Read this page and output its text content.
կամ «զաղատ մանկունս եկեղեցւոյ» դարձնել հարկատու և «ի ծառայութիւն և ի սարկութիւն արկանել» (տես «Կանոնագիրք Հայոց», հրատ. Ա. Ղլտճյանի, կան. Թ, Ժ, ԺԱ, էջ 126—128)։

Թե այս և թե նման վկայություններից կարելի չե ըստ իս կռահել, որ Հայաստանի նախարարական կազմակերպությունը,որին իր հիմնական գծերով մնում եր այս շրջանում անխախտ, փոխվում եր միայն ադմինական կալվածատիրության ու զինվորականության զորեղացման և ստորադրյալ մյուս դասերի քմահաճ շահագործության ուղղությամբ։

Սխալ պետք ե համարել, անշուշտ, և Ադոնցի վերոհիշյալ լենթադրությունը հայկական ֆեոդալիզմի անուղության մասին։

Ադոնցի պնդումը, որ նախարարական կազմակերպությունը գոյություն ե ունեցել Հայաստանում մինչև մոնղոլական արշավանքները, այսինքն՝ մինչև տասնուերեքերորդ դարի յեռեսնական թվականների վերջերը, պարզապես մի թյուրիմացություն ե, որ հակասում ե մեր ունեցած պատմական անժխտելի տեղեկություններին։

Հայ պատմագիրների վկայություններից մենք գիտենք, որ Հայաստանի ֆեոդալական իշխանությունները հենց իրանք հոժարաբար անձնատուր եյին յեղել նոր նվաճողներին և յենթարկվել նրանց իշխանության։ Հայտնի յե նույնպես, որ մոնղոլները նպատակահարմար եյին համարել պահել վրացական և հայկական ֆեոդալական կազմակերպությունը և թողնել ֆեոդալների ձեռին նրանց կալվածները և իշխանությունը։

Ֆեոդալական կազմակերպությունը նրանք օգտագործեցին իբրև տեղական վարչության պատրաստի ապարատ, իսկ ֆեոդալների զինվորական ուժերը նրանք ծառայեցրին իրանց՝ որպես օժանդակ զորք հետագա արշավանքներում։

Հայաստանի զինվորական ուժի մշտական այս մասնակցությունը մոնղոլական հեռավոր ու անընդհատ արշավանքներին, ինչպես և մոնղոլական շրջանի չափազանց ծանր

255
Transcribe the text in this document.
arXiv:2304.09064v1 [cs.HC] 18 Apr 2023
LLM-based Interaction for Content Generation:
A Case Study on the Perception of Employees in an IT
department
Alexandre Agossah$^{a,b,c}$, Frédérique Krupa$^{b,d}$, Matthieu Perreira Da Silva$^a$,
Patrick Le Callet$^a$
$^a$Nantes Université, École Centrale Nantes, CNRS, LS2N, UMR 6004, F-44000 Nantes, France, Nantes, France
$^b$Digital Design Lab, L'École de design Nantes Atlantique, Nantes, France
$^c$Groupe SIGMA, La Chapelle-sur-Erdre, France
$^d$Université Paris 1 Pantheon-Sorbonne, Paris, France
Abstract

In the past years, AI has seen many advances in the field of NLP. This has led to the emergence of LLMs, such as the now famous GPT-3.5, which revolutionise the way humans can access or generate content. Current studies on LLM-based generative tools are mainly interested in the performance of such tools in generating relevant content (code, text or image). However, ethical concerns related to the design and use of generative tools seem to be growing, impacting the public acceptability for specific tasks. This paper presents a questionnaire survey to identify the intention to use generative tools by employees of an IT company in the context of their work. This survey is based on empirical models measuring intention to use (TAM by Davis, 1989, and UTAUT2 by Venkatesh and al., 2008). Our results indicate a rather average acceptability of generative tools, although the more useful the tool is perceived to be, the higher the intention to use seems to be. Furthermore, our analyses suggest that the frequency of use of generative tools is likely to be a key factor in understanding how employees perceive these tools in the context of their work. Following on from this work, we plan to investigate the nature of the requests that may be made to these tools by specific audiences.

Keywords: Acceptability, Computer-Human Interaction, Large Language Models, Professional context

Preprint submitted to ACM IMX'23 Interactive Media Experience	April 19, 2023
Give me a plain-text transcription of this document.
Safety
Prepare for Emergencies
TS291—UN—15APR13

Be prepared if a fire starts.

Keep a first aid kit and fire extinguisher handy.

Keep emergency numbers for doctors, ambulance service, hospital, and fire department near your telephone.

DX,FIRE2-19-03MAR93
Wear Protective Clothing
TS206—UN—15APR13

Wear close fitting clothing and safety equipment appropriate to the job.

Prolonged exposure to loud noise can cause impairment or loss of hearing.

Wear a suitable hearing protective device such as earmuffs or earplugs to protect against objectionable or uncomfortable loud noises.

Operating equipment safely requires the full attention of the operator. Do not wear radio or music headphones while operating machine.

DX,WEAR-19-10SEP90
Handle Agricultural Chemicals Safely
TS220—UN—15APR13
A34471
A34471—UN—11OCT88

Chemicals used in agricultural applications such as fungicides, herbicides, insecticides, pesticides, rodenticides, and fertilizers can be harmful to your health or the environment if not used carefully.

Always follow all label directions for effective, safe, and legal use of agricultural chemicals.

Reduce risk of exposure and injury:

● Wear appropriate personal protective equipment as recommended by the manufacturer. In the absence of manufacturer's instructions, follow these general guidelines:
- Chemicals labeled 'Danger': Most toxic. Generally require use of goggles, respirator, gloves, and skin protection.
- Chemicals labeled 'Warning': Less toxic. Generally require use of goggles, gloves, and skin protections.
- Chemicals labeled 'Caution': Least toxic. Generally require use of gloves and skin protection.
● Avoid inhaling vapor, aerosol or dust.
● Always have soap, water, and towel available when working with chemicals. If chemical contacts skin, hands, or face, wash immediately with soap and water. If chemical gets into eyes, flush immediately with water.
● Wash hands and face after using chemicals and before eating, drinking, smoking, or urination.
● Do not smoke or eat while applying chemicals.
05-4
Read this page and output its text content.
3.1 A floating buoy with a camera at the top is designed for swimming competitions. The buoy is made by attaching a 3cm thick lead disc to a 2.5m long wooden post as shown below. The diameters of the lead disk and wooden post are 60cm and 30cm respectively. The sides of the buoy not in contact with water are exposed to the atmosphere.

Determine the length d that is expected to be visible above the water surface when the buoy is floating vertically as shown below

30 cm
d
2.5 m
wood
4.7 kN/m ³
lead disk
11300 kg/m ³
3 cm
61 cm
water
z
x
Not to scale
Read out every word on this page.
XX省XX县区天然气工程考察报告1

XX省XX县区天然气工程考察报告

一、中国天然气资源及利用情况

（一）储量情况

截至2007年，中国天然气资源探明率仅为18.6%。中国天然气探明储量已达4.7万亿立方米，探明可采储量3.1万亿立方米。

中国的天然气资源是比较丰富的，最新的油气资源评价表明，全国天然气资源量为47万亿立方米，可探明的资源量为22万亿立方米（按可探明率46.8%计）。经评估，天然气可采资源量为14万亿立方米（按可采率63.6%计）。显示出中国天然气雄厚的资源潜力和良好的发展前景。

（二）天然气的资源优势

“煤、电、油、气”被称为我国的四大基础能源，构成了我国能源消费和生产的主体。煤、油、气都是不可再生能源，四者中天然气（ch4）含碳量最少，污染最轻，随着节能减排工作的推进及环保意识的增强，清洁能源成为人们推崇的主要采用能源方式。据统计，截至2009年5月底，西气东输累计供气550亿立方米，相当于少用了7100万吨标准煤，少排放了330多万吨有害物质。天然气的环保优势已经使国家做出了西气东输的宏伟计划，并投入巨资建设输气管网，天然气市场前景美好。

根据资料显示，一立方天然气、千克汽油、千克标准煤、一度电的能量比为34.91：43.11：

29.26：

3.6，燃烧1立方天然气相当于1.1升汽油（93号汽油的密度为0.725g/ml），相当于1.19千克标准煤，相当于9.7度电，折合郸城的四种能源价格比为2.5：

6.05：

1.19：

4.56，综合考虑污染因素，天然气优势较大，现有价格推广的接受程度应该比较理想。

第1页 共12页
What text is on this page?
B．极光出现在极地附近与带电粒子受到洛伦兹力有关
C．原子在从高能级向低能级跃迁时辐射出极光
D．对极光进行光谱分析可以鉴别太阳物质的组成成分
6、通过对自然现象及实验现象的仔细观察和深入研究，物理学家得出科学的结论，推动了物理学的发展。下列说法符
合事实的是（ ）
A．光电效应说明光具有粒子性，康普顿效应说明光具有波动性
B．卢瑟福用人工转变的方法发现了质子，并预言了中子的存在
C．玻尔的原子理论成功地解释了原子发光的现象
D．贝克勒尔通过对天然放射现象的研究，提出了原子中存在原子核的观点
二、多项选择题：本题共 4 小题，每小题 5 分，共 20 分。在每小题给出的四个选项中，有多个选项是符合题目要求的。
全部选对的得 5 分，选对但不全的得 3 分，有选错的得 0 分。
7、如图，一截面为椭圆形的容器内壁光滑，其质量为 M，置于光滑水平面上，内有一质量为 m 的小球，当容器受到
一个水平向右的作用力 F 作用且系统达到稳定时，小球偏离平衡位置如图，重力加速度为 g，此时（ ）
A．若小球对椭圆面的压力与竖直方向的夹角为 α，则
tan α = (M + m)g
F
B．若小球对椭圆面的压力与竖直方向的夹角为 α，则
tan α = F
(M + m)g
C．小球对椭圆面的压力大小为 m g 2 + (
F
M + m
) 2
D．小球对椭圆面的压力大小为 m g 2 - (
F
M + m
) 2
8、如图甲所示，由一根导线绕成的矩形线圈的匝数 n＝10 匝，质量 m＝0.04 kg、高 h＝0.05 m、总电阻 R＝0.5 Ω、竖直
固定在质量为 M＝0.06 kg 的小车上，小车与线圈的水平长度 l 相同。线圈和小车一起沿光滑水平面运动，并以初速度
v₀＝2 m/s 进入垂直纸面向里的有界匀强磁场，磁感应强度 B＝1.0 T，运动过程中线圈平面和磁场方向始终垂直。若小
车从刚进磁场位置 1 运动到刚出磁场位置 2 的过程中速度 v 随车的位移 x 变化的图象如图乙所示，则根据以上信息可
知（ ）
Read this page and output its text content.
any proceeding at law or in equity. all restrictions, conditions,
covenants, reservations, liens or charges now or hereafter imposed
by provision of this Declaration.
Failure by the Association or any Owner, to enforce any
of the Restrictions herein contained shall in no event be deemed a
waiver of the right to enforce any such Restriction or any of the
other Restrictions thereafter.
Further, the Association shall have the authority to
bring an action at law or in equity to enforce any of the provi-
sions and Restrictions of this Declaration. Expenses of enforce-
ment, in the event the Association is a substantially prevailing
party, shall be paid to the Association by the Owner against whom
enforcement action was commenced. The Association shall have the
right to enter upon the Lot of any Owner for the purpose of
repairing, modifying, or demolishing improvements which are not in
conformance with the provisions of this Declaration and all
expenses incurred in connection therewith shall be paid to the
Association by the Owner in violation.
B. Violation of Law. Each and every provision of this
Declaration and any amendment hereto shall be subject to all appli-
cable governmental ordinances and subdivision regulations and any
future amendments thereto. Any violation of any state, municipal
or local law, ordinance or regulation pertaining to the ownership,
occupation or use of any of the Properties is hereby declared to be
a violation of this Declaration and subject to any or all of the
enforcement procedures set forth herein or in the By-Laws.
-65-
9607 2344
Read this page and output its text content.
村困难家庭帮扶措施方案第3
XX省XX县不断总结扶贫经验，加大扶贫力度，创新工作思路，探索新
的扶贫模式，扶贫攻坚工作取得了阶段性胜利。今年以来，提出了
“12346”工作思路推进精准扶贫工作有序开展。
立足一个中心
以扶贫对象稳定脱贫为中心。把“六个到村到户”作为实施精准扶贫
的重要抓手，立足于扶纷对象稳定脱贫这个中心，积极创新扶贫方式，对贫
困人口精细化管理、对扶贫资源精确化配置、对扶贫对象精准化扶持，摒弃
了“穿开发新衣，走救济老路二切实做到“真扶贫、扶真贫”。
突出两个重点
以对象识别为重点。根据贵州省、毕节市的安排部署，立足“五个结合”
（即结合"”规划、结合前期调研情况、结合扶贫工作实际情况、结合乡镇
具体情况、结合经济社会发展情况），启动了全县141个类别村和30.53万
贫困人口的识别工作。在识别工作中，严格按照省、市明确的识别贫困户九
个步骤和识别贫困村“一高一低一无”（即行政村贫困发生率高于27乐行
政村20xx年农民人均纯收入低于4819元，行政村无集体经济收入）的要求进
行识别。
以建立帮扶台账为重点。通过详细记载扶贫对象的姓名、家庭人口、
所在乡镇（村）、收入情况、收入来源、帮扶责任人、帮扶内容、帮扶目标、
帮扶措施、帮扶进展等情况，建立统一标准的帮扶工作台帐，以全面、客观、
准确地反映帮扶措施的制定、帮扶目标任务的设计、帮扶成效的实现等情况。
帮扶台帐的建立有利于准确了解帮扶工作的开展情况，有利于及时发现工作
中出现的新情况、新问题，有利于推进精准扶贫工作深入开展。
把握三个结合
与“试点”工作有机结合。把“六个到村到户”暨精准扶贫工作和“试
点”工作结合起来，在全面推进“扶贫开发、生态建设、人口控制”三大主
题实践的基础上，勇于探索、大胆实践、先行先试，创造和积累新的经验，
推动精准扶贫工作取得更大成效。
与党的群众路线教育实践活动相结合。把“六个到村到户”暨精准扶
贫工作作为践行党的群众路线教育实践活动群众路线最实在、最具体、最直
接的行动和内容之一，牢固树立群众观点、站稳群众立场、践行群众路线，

WHAT TO DO:
Find the lines containing "below" and pull them out.

WRITTEN RESPONSE:
3.1 A floating buoy with a camera at the top is designed for swimming competitions. The buoy is made by attaching a 3cm thick lead disc to a 2.5m long wooden post as shown below. The diameters of the lead disk and wooden post are 60cm and 30cm respectively. The sides of the buoy not in contact with water are exposed to the atmosphere.
Determine the length d that is expected to be visible above the water surface when the buoy is floating vertically as shown below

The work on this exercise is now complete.